[What is being asked] Where a line contains the string "this", copy that line.

————————

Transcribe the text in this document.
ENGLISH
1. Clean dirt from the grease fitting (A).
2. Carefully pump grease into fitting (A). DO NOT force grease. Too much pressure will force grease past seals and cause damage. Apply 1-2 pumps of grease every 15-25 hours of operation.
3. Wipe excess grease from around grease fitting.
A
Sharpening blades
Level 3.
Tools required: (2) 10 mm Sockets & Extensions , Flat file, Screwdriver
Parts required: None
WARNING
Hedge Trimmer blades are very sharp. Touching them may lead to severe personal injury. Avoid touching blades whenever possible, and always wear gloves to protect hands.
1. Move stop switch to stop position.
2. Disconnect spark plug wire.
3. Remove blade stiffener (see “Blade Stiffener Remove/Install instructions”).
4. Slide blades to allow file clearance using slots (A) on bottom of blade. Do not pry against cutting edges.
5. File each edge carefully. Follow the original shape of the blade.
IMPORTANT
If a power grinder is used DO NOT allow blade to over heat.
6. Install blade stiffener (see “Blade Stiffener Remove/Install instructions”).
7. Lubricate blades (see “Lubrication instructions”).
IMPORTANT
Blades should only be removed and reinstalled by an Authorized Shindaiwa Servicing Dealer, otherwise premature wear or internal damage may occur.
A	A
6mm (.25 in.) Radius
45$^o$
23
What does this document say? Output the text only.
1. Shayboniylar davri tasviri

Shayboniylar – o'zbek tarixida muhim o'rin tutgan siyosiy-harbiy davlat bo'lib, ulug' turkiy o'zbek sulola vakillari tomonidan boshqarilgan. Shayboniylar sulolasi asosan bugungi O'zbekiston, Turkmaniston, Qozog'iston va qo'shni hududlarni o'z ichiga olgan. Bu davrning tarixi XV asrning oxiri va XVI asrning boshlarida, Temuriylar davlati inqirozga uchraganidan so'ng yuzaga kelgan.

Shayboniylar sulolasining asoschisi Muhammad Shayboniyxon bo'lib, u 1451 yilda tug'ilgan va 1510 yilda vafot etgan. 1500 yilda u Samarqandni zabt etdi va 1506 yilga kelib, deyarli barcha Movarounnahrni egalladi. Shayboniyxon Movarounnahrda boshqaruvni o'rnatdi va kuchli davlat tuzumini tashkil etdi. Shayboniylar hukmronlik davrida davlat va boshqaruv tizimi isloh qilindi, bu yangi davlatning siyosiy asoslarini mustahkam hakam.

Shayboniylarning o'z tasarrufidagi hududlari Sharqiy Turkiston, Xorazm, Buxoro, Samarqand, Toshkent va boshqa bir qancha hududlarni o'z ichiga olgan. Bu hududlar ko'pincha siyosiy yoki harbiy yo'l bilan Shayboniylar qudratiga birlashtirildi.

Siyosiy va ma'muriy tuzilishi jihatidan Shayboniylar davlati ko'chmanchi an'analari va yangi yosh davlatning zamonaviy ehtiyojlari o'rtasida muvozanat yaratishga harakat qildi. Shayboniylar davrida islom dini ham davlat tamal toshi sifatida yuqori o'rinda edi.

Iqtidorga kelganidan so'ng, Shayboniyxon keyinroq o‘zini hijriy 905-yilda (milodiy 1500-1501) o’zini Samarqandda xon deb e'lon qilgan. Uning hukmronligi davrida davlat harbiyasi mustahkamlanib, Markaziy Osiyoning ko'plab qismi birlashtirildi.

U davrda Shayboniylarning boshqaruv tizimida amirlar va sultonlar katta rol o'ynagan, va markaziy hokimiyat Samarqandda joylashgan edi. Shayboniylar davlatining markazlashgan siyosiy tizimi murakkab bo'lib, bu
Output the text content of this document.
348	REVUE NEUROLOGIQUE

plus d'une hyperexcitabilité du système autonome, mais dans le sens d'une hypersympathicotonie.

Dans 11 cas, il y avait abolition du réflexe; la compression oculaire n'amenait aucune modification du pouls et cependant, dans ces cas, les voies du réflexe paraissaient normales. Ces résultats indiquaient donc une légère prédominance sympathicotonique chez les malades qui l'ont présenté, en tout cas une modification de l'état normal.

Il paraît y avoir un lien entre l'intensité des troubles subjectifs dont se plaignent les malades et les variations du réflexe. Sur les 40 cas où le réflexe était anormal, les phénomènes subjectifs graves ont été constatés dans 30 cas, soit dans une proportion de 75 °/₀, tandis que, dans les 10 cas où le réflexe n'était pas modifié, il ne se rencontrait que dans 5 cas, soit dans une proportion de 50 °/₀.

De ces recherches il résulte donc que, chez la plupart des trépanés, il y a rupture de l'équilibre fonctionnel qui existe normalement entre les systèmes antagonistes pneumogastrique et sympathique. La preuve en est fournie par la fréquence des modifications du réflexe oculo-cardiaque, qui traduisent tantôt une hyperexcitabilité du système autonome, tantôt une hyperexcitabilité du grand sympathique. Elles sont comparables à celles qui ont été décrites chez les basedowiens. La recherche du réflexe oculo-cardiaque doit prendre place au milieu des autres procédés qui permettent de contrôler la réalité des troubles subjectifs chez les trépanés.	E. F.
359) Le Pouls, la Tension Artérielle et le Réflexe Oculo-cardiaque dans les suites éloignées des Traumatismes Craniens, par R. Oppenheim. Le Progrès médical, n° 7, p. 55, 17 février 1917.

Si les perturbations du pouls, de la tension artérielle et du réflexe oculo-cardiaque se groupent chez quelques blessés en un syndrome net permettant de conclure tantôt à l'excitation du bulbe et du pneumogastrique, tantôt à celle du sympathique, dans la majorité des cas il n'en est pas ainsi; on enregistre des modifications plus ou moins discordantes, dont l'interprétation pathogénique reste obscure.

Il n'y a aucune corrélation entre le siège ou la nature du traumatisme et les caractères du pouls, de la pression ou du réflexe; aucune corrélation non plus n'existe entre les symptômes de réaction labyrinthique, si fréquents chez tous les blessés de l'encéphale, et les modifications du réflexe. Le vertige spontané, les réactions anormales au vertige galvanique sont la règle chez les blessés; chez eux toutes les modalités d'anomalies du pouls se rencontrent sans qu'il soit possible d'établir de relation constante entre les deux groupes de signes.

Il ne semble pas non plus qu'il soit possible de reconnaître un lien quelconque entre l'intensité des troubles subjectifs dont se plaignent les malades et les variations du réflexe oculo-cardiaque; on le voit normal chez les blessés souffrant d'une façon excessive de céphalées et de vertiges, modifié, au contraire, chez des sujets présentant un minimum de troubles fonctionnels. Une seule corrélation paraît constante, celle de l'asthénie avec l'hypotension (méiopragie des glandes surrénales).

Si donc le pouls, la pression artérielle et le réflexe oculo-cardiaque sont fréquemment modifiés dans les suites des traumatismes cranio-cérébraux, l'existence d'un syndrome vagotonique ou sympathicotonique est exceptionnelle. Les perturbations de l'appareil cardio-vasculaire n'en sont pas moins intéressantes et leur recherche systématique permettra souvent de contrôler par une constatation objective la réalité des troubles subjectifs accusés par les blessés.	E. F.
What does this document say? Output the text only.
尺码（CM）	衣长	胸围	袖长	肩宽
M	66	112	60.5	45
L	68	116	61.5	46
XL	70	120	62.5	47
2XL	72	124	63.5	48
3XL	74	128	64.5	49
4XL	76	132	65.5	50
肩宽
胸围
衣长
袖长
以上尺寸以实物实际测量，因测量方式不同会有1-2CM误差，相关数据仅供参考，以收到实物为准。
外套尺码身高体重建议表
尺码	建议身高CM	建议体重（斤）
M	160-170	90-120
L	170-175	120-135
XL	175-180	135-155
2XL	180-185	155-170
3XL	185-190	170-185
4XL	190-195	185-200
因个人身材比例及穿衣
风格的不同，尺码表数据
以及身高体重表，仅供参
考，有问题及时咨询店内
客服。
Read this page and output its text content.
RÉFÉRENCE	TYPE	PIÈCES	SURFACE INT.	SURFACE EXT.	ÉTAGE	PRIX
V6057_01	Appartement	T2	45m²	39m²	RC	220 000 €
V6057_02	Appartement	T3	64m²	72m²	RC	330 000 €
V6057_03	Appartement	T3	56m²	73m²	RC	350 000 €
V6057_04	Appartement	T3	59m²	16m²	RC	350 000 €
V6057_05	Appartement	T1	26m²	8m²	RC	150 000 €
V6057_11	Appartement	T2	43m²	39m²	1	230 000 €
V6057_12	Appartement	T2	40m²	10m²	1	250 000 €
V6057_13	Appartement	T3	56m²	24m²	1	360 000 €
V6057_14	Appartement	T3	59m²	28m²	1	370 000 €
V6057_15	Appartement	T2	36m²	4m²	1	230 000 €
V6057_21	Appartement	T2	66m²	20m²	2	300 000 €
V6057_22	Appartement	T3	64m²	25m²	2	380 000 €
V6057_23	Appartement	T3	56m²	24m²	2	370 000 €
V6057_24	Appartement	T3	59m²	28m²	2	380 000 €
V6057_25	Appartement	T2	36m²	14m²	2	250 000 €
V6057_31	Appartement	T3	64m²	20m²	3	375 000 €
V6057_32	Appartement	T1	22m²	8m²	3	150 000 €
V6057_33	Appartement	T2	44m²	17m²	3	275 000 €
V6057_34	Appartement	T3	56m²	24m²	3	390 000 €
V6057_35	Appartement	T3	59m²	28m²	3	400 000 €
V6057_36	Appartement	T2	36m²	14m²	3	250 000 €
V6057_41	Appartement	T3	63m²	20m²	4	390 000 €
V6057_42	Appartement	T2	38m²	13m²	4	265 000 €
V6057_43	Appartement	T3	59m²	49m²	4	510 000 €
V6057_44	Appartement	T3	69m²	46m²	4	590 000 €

————————

[Expected answer]
Transcribe the text in this document.
What does this document say? Output the text only.
Output the text content of this document.
What does this document say? Output the text only.
Read this page and output its text content.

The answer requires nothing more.